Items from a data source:
----------------

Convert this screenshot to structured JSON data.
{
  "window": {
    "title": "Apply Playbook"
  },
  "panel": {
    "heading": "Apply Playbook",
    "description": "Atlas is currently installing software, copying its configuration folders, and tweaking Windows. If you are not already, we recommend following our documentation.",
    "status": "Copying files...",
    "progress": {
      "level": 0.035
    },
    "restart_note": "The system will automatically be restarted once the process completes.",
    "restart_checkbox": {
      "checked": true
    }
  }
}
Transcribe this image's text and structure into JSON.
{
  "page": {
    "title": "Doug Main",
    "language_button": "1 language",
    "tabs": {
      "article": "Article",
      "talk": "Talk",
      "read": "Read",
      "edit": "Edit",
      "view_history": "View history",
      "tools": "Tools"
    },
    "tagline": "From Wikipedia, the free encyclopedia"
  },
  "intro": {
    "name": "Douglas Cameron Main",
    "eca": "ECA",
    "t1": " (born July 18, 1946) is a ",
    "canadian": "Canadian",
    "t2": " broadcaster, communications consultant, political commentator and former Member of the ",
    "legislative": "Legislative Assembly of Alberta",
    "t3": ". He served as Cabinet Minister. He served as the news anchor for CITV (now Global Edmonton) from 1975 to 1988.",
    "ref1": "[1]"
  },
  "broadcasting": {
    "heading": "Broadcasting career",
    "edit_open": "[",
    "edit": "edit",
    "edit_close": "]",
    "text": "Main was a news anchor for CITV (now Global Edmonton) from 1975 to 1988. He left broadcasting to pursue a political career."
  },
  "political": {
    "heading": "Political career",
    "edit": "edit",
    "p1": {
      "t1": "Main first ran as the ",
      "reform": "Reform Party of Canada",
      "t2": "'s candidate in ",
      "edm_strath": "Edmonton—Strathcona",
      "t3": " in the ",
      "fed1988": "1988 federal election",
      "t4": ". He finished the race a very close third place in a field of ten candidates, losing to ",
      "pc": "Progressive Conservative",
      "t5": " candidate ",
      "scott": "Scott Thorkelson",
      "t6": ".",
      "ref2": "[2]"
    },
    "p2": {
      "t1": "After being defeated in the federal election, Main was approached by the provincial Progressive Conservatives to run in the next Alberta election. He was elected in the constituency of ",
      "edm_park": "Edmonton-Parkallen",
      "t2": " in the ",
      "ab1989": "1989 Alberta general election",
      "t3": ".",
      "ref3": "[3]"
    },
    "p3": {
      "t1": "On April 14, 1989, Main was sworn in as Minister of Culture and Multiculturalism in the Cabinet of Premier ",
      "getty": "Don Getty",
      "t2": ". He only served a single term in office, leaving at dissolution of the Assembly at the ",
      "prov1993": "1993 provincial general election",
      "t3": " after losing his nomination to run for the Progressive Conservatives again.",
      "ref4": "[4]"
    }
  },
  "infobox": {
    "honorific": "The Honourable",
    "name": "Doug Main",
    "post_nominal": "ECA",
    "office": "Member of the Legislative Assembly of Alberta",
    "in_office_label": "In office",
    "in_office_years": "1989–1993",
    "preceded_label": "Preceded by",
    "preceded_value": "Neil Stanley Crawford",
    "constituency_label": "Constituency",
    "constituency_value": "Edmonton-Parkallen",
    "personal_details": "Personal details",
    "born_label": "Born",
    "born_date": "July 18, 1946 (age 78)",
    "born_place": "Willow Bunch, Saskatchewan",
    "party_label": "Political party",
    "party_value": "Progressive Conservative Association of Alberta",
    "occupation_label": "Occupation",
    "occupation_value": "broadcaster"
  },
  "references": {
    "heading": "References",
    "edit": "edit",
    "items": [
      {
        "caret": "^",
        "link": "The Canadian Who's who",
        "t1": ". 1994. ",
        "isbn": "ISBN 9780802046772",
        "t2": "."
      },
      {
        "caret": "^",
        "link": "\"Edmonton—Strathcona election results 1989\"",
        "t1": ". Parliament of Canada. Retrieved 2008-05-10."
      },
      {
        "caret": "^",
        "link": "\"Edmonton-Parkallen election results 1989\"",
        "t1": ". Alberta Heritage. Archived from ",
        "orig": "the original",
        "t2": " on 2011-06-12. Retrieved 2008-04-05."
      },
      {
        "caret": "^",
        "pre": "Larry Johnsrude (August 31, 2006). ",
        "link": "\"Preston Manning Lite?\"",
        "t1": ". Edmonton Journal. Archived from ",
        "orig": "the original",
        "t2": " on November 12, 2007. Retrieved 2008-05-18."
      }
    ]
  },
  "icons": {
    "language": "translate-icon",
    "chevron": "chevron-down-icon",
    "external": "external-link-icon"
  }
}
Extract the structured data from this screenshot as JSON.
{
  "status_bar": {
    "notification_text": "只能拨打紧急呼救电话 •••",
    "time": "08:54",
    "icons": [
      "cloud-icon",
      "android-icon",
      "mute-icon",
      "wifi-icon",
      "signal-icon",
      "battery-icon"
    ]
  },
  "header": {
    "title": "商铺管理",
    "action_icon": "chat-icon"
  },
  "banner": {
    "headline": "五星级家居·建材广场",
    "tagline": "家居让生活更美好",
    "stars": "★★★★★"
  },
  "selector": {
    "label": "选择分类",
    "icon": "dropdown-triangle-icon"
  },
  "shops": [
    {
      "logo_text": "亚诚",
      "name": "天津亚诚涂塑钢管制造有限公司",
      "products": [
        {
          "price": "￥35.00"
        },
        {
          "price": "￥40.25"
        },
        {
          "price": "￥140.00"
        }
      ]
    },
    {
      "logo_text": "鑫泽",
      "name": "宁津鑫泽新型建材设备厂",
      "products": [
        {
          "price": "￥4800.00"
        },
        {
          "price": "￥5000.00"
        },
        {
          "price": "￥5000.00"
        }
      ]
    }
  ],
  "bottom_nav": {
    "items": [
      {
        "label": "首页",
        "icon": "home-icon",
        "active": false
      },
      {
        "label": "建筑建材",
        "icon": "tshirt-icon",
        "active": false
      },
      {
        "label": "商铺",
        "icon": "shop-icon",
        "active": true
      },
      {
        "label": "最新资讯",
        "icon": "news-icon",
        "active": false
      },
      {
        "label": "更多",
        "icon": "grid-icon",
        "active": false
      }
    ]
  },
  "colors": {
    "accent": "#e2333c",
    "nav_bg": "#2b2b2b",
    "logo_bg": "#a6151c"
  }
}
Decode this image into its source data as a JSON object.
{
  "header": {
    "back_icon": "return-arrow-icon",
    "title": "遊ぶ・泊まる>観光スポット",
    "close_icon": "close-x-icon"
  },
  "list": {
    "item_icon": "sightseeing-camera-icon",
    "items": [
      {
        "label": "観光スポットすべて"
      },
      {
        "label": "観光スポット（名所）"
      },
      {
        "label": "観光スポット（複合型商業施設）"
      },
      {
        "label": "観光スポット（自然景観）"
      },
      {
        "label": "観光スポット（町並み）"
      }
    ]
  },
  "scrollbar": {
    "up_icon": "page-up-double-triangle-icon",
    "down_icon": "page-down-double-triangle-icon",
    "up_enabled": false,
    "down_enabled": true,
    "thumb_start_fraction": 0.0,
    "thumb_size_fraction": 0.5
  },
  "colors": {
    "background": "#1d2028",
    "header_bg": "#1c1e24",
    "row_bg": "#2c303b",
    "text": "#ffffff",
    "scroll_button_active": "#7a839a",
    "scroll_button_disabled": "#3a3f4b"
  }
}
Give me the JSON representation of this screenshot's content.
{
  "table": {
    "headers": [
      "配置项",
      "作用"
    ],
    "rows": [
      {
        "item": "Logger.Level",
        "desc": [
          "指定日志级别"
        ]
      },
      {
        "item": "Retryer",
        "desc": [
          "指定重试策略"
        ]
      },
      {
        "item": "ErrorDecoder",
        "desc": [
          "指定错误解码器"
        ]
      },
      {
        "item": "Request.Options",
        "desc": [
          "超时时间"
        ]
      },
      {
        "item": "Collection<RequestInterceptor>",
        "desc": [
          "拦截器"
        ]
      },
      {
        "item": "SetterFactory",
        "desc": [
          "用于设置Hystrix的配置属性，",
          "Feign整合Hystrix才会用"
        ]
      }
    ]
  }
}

----------------

— AIM OF THE TASK —
Look through the records and gather every line containing "Canadian".

— FINISHED EXERCISE —
    "canadian": "Canadian",
        "link": "The Canadian Who's who",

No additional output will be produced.